Data entries ▸

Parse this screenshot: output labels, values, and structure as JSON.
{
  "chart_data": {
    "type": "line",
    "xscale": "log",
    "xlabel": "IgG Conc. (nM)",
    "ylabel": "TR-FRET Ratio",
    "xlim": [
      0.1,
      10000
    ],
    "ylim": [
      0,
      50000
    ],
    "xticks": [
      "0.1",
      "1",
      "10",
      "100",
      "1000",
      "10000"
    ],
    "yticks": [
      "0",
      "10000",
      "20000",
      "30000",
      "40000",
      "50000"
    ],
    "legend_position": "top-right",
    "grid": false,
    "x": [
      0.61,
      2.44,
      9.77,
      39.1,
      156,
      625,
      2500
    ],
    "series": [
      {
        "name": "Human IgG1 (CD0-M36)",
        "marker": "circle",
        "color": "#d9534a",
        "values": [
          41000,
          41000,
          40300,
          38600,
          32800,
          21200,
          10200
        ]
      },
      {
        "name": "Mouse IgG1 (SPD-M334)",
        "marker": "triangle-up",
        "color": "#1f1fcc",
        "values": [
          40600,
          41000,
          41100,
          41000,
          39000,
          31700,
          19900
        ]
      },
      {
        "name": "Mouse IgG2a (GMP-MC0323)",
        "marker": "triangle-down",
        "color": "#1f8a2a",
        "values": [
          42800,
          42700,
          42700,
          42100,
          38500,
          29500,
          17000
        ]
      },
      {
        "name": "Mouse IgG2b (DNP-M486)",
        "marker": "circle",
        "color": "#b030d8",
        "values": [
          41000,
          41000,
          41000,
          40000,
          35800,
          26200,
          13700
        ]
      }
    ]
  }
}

What to do ▸ What is the number of lines in this material that hold the string "name"? Answer with that number only.

Task output ▸ 4